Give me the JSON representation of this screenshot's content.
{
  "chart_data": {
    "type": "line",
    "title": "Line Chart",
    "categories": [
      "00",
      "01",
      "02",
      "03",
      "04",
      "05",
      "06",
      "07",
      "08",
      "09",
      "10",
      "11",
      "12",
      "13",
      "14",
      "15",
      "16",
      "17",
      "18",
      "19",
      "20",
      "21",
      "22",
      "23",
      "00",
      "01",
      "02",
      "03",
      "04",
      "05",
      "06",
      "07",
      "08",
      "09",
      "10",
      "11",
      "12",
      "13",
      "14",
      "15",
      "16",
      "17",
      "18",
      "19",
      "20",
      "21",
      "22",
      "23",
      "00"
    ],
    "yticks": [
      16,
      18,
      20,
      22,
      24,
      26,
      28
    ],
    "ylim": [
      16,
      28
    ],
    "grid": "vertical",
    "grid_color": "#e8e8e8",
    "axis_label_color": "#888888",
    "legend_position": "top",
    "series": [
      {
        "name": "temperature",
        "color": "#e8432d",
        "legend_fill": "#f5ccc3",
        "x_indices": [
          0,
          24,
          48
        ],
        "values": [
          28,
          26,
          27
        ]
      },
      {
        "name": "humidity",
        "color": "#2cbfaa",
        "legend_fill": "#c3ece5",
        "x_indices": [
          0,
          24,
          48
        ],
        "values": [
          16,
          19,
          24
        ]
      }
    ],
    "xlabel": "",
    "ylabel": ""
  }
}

▸ **Exercise objective**:
Restate all of the entries above precisely.

▸ **Task result**:
Give me the JSON representation of this screenshot's content.
{
  "chart_data": {
    "type": "line",
    "title": "Line Chart",
    "categories": [
      "00",
      "01",
      "02",
      "03",
      "04",
      "05",
      "06",
      "07",
      "08",
      "09",
      "10",
      "11",
      "12",
      "13",
      "14",
      "15",
      "16",
      "17",
      "18",
      "19",
      "20",
      "21",
      "22",
      "23",
      "00",
      "01",
      "02",
      "03",
      "04",
      "05",
      "06",
      "07",
      "08",
      "09",
      "10",
      "11",
      "12",
      "13",
      "14",
      "15",
      "16",
      "17",
      "18",
      "19",
      "20",
      "21",
      "22",
      "23",
      "00"
    ],
    "yticks": [
      16,
      18,
      20,
      22,
      24,
      26,
      28
    ],
    "ylim": [
      16,
      28
    ],
    "grid": "vertical",
    "grid_color": "#e8e8e8",
    "axis_label_color": "#888888",
    "legend_position": "top",
    "series": [
      {
        "name": "temperature",
        "color": "#e8432d",
        "legend_fill": "#f5ccc3",
        "x_indices": [
          0,
          24,
          48
        ],
        "values": [
          28,
          26,
          27
        ]
      },
      {
        "name": "humidity",
        "color": "#2cbfaa",
        "legend_fill": "#c3ece5",
        "x_indices": [
          0,
          24,
          48
        ],
        "values": [
          16,
          19,
          24
        ]
      }
    ],
    "xlabel": "",
    "ylabel": ""
  }
}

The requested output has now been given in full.